Count the lines below that contain the word "Kbps". Give only the number.

Stored rows:
● ● ● ●

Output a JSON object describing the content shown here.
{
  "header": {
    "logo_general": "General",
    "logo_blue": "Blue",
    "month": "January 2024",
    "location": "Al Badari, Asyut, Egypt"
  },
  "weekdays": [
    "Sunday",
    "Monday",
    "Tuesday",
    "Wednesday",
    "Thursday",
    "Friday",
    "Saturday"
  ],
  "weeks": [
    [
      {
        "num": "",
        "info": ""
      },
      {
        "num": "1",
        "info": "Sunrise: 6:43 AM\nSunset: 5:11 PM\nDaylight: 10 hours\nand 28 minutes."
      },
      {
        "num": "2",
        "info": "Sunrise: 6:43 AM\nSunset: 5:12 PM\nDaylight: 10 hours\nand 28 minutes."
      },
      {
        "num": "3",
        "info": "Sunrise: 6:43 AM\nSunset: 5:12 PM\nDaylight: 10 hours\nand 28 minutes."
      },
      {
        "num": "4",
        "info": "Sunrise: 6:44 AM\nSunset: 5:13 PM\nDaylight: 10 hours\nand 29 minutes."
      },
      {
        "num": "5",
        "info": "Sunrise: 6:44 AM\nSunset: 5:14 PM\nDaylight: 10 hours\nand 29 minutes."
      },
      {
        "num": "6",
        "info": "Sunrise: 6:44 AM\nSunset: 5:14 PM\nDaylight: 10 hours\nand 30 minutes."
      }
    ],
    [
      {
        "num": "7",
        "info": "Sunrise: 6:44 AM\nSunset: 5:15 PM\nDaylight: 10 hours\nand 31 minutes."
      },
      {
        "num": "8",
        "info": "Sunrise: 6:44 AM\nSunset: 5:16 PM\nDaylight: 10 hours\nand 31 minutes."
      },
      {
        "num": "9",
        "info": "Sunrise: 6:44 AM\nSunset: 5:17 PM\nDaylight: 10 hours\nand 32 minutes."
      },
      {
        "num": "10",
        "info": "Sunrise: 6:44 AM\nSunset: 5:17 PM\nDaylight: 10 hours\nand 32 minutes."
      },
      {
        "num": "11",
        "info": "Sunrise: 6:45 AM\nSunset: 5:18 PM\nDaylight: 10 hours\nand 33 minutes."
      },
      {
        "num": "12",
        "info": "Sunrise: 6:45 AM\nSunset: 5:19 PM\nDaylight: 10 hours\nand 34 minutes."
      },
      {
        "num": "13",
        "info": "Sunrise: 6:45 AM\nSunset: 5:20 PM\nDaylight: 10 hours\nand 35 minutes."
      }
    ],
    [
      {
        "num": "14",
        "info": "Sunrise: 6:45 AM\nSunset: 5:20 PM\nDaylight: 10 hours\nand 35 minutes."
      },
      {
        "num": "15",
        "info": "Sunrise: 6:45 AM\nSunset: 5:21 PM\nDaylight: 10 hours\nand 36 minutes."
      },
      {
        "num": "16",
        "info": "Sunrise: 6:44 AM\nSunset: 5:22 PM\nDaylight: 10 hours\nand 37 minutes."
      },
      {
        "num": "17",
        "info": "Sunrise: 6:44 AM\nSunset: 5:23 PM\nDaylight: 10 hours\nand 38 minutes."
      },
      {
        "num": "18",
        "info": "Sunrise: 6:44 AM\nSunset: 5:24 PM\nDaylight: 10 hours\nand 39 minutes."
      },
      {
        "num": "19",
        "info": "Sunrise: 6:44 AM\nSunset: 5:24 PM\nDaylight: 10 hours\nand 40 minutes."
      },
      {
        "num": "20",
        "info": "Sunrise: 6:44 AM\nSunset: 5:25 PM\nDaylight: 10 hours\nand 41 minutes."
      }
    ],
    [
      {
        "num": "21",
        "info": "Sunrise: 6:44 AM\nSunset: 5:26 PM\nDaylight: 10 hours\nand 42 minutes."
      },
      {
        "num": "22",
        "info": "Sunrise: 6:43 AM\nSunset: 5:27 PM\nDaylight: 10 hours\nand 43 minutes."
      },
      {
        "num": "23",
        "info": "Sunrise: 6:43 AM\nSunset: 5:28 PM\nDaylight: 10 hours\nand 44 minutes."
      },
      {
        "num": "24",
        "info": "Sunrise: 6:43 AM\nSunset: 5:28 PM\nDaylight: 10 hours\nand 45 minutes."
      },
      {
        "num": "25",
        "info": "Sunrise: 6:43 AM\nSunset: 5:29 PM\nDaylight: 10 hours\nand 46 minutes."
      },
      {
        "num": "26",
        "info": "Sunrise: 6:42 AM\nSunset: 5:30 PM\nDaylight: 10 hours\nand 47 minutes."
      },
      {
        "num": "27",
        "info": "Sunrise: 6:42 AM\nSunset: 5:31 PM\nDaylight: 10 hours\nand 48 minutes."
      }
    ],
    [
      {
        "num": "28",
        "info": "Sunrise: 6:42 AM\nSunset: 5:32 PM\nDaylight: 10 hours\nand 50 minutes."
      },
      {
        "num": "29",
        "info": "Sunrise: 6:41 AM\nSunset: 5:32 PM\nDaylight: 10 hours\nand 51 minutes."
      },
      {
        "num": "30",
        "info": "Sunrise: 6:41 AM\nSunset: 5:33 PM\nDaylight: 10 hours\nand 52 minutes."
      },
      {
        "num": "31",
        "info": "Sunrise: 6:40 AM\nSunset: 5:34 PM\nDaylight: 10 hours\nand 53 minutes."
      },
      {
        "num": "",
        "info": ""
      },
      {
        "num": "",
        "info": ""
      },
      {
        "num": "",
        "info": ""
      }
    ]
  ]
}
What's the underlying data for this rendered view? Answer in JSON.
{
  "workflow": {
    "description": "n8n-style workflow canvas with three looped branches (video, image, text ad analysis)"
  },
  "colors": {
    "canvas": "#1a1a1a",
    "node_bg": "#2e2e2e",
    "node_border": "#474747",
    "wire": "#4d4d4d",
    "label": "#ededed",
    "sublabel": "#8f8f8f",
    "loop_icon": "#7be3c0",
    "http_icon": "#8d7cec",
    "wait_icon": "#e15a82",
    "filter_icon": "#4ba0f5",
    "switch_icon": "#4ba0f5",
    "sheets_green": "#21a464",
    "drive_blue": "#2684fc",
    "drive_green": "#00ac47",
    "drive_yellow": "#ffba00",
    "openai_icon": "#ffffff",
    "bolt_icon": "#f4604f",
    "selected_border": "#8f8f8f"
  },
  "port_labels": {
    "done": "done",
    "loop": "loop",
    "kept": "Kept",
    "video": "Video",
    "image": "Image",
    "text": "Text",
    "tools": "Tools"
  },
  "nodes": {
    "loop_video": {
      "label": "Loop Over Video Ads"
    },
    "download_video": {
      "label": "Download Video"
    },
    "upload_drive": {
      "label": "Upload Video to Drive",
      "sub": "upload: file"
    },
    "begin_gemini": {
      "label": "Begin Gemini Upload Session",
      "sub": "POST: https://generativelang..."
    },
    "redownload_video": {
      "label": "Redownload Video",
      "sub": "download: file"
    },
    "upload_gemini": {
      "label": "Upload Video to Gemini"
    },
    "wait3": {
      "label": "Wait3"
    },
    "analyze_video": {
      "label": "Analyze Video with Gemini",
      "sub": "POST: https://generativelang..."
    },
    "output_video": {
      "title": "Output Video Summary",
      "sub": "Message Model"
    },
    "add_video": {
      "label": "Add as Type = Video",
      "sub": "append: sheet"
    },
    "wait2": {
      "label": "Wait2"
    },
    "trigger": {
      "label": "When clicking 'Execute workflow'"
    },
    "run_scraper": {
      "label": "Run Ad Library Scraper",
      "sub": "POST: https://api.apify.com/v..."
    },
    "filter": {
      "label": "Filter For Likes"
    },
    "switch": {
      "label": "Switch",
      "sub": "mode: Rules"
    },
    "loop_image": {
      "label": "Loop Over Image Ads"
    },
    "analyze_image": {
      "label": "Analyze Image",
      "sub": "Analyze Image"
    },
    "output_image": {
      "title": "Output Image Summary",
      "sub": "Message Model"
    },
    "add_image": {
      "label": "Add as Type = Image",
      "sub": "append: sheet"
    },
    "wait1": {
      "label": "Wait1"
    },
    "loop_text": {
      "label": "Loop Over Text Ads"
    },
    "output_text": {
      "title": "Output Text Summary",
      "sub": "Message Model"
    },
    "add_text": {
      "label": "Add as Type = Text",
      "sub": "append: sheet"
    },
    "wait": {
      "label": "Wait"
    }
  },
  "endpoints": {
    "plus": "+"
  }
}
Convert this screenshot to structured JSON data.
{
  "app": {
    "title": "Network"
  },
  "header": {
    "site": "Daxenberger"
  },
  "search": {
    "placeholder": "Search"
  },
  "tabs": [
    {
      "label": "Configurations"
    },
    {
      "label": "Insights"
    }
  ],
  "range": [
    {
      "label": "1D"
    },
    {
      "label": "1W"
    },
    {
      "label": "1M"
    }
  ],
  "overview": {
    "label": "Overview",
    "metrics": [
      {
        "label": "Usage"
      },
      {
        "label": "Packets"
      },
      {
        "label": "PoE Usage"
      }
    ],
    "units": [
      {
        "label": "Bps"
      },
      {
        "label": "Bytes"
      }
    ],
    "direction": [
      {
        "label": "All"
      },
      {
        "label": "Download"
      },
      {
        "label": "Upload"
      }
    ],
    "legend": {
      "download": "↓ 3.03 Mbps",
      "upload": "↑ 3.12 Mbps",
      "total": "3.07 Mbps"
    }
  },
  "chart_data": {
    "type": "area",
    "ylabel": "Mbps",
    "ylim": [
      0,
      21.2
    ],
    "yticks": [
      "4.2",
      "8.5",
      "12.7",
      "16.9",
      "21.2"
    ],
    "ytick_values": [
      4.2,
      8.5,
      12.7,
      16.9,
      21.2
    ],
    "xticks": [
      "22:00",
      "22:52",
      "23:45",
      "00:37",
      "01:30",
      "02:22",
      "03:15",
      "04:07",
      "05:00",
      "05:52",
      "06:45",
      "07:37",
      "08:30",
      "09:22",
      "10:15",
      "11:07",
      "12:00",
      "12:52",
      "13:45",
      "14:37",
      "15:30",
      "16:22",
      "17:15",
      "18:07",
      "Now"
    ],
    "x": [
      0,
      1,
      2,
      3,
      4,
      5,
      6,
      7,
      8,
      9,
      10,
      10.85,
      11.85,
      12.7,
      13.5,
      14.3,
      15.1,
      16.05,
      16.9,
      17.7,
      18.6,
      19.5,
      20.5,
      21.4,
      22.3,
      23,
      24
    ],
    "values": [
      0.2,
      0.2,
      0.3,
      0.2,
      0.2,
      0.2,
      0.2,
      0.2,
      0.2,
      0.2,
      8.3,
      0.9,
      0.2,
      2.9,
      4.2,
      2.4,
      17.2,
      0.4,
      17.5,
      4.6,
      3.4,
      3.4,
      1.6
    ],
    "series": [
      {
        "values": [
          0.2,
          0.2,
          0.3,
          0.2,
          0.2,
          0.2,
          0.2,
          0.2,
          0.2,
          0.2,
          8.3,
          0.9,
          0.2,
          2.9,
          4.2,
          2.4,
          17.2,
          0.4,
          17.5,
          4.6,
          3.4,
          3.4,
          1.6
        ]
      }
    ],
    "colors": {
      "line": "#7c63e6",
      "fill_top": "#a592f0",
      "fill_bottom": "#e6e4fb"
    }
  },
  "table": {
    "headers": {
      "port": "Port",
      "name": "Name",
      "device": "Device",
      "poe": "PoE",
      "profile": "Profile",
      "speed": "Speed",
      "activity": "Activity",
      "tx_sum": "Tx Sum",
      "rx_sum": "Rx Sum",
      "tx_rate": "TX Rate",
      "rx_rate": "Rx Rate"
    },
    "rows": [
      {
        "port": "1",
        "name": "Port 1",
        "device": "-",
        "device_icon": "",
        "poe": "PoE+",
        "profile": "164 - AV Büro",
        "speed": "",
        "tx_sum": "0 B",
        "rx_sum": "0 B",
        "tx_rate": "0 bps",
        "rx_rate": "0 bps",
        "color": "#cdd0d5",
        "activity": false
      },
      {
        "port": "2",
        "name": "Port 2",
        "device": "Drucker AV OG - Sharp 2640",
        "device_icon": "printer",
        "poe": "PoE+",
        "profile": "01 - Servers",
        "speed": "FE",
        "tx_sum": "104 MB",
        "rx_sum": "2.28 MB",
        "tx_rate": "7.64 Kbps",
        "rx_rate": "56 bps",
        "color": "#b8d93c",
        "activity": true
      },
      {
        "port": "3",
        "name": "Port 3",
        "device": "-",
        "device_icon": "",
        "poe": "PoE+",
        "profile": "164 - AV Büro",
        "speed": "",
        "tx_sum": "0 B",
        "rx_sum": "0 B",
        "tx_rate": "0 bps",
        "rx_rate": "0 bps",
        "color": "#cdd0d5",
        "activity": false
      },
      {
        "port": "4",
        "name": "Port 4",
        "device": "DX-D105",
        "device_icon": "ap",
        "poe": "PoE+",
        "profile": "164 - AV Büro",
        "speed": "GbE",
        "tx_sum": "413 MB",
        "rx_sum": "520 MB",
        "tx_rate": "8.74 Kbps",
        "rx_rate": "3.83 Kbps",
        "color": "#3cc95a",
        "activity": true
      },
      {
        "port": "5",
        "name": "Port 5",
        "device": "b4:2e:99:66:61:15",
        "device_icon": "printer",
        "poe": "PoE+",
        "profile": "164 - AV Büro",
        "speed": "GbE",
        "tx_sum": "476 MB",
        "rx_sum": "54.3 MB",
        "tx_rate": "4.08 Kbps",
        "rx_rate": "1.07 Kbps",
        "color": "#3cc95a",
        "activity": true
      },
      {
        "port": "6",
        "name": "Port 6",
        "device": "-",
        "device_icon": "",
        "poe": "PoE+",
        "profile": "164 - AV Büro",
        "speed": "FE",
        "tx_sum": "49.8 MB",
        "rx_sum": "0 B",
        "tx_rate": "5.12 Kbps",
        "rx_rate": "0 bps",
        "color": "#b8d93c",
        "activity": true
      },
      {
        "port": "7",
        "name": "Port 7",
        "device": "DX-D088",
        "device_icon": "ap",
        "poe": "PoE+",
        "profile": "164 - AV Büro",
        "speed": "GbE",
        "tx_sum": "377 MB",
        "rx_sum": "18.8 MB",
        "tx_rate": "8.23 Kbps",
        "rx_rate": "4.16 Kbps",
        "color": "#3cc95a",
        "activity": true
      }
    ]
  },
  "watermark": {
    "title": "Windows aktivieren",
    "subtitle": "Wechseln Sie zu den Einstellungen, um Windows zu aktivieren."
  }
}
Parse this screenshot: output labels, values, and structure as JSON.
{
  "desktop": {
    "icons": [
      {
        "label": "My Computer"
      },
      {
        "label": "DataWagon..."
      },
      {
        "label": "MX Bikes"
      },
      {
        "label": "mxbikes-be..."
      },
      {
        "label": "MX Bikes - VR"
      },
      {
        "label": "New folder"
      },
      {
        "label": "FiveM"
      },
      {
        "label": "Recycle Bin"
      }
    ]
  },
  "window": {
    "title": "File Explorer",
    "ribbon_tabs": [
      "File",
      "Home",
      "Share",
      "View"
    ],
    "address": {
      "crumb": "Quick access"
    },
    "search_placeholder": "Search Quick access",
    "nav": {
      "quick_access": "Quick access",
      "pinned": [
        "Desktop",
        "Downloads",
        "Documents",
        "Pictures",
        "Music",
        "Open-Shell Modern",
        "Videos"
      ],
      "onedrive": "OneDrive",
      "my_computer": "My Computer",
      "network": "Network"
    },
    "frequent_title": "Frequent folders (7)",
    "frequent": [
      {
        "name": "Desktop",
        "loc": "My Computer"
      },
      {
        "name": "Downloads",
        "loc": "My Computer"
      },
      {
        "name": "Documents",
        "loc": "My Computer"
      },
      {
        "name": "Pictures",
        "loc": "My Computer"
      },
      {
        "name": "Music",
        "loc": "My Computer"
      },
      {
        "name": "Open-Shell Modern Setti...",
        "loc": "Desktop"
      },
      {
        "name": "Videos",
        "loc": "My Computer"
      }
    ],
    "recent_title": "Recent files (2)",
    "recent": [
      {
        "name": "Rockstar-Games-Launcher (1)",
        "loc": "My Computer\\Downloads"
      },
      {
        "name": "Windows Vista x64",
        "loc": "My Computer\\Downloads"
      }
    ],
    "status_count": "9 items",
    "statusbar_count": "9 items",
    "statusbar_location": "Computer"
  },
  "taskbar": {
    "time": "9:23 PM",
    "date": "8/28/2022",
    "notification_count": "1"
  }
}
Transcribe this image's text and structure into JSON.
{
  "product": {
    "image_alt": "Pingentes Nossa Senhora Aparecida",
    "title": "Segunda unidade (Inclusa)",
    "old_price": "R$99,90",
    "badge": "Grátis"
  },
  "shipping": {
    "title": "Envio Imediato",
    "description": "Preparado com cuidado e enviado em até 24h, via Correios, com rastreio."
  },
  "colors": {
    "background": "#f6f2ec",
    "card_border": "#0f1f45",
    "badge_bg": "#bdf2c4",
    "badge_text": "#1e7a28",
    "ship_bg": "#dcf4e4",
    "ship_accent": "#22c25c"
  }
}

● ● ● ●

Answer:
8